• TASK TO CARRY OUT
Transcribe the blog post about reading "Lincoln In The Bardo" word for word, from "The Bardo Of" to "was used to.".

The Bardo Of Our Memories :: Gia Reads

I am currently reading "Lincoln In The Bardo" by George Saunders. I've just started but have quickly become enchanted by the unusual writing style. I didn't peruse it at all before purchasing it, so when I opened the cover and noticed all the white space and dialogue delivered like a play, I was a little scared and disappointed. This was not going to be a novel like I was used to.

Now, this isn’t a review because I haven’t finished, instead, I want to share (from time-to-time) little things that catch my attention and make it hard for me to keep up the pace of reading. Does that happen to anyone else out there? Do you pause in the middle of a section and get lost in thoughts the printed word stirred up in your mind? Then do find yourself blinking and looking down at the book, completely lost and unable to find where you left off?

Just me?

Oh well.

Back to what I was meaning to share…

*Shakes my head, blinks, and stares down at the keyboard in confusion*

Ah, yes...

Lincoln.

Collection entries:
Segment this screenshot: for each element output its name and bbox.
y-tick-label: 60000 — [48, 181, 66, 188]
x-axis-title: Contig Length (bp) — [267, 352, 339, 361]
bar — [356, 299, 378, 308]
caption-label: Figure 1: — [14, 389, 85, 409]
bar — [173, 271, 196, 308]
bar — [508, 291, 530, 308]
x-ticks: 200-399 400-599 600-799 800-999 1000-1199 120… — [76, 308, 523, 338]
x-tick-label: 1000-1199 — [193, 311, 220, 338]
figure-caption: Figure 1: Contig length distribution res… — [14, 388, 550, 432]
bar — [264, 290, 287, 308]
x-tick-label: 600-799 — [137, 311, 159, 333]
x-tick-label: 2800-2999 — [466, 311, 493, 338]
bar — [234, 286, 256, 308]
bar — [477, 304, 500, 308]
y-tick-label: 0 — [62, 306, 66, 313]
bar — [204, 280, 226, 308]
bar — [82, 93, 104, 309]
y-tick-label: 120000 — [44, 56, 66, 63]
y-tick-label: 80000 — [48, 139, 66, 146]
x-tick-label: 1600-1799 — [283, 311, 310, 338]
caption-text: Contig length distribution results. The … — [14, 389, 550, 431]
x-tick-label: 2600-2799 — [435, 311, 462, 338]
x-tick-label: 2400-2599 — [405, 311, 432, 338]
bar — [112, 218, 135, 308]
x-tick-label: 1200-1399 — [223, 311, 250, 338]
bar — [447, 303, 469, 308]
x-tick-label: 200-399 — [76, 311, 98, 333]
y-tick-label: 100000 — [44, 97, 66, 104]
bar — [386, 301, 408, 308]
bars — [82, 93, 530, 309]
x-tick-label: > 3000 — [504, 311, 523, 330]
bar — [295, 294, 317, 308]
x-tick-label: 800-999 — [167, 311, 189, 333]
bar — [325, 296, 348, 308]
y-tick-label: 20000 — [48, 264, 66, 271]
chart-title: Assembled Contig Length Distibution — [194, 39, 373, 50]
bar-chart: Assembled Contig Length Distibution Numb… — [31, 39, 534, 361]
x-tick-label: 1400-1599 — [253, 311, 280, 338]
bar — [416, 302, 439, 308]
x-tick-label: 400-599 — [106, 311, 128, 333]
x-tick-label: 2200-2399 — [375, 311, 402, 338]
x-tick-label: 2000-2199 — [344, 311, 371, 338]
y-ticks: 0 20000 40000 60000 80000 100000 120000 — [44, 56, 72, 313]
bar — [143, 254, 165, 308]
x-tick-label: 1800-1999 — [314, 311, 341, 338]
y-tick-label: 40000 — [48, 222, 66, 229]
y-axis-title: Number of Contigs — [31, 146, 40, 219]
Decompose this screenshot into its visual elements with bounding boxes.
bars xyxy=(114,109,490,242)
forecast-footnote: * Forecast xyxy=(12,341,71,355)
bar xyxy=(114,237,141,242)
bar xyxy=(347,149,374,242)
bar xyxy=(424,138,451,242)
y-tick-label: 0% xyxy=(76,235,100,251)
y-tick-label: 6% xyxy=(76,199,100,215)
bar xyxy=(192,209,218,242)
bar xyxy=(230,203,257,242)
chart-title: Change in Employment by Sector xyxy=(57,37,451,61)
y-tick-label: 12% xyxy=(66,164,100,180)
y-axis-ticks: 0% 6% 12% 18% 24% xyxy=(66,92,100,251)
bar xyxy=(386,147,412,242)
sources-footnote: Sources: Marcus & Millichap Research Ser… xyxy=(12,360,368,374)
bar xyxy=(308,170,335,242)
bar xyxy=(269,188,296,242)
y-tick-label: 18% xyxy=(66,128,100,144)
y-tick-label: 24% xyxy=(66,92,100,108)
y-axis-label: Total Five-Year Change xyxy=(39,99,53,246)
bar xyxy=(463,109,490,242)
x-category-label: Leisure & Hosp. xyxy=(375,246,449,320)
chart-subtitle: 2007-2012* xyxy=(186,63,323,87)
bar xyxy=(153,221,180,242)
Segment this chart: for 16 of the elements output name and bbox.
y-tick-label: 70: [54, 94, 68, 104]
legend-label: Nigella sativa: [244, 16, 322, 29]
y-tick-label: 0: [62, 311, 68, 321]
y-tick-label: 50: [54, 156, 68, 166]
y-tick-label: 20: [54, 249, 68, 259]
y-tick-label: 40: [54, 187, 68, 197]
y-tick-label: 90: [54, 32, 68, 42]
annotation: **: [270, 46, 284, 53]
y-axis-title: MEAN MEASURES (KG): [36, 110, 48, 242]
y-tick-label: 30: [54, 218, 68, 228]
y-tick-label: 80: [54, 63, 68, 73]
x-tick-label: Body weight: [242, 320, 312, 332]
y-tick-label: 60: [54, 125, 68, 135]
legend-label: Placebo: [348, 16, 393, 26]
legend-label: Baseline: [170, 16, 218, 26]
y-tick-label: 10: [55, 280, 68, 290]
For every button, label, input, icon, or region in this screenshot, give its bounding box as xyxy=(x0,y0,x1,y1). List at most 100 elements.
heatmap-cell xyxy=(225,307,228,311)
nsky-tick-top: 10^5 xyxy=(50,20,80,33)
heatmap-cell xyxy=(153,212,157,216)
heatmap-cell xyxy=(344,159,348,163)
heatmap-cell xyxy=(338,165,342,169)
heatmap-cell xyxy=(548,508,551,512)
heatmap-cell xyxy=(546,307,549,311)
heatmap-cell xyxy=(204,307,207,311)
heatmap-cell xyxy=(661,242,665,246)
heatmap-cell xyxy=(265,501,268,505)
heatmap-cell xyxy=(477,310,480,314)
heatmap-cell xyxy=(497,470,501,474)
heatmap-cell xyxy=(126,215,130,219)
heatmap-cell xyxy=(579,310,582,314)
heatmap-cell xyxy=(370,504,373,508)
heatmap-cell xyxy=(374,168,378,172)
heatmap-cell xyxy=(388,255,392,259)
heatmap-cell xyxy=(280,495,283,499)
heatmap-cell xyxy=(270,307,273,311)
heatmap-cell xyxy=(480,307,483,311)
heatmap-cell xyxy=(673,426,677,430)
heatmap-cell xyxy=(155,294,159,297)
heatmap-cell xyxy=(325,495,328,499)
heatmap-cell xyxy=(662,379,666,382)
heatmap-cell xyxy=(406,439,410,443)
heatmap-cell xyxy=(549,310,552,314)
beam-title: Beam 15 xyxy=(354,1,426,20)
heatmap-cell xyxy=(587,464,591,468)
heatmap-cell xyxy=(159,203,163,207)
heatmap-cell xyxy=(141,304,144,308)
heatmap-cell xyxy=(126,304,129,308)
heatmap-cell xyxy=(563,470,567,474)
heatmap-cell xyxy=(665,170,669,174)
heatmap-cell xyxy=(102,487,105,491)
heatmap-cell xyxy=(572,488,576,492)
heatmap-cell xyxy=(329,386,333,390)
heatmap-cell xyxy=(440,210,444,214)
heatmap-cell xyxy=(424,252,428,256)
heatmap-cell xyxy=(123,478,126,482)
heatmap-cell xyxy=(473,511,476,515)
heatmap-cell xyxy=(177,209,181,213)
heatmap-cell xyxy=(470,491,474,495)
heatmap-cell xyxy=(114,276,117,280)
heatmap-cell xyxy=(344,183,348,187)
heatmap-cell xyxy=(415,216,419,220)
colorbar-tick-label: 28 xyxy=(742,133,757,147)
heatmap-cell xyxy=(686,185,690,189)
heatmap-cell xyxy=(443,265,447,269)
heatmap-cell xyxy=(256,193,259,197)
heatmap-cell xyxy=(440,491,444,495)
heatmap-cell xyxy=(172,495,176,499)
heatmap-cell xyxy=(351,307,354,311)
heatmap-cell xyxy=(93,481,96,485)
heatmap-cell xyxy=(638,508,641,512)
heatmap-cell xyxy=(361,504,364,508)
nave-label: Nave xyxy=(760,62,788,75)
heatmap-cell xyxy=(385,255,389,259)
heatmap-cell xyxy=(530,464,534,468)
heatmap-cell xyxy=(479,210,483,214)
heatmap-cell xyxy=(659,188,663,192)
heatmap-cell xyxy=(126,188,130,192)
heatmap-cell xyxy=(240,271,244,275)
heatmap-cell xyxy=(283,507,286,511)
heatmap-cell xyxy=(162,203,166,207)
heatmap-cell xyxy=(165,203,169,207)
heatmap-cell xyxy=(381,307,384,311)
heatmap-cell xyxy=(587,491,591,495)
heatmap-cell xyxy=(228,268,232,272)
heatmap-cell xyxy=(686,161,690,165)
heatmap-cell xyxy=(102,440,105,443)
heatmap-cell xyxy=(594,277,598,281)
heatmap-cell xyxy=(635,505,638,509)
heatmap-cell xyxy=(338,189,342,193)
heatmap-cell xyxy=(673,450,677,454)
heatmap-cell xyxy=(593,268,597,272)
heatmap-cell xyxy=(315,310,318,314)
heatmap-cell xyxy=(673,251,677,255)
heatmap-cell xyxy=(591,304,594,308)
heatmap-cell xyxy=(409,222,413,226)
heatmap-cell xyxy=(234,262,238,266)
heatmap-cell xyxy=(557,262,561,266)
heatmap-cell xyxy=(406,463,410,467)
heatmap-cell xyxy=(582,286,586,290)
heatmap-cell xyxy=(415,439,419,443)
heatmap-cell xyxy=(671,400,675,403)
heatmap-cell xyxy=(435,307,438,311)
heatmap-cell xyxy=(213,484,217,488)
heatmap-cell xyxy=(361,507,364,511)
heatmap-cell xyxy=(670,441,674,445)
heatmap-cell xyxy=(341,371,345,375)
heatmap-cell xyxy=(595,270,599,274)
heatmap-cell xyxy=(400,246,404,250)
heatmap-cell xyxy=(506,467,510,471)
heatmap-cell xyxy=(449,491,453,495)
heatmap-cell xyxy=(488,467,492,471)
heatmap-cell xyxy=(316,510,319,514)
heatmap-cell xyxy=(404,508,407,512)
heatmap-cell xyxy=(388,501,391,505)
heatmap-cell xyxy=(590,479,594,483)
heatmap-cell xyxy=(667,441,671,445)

• EXERCISE SOLUTION
The Bardo Of Our Memories :: Gia Reads

I am currently reading "Lincoln In The Bardo" by George Saunders. I've just started but have quickly become enchanted by the unusual writing style. I didn't peruse it at all before purchasing it, so when I opened the cover and noticed all the white space and dialogue delivered like a play, I was a little scared and disappointed. This was not going to be a novel like I was used to.